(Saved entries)
────────
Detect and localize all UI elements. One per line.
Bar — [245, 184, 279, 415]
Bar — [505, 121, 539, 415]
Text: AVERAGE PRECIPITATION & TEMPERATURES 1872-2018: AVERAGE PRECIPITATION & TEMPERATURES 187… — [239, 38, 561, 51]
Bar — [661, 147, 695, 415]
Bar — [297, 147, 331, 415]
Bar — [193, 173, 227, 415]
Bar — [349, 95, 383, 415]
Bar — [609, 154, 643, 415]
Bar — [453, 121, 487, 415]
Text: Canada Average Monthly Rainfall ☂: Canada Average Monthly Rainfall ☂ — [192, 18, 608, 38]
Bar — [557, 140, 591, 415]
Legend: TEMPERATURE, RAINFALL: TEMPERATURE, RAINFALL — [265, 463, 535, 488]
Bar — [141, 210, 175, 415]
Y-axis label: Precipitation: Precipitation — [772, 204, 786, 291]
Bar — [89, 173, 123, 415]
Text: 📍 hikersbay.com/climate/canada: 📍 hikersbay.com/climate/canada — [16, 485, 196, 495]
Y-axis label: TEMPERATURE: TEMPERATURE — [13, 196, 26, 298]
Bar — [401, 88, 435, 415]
────────
#### Exercise instructions
Please quote the stretch of the records from the very beginning through the line containing "Bar — [297, 147, 331, 415]", including that line, word for word.

#### Expected answer
Detect and localize all UI elements. One per line.
Bar — [245, 184, 279, 415]
Bar — [505, 121, 539, 415]
Text: AVERAGE PRECIPITATION & TEMPERATURES 1872-2018: AVERAGE PRECIPITATION & TEMPERATURES 187… — [239, 38, 561, 51]
Bar — [661, 147, 695, 415]
Bar — [297, 147, 331, 415]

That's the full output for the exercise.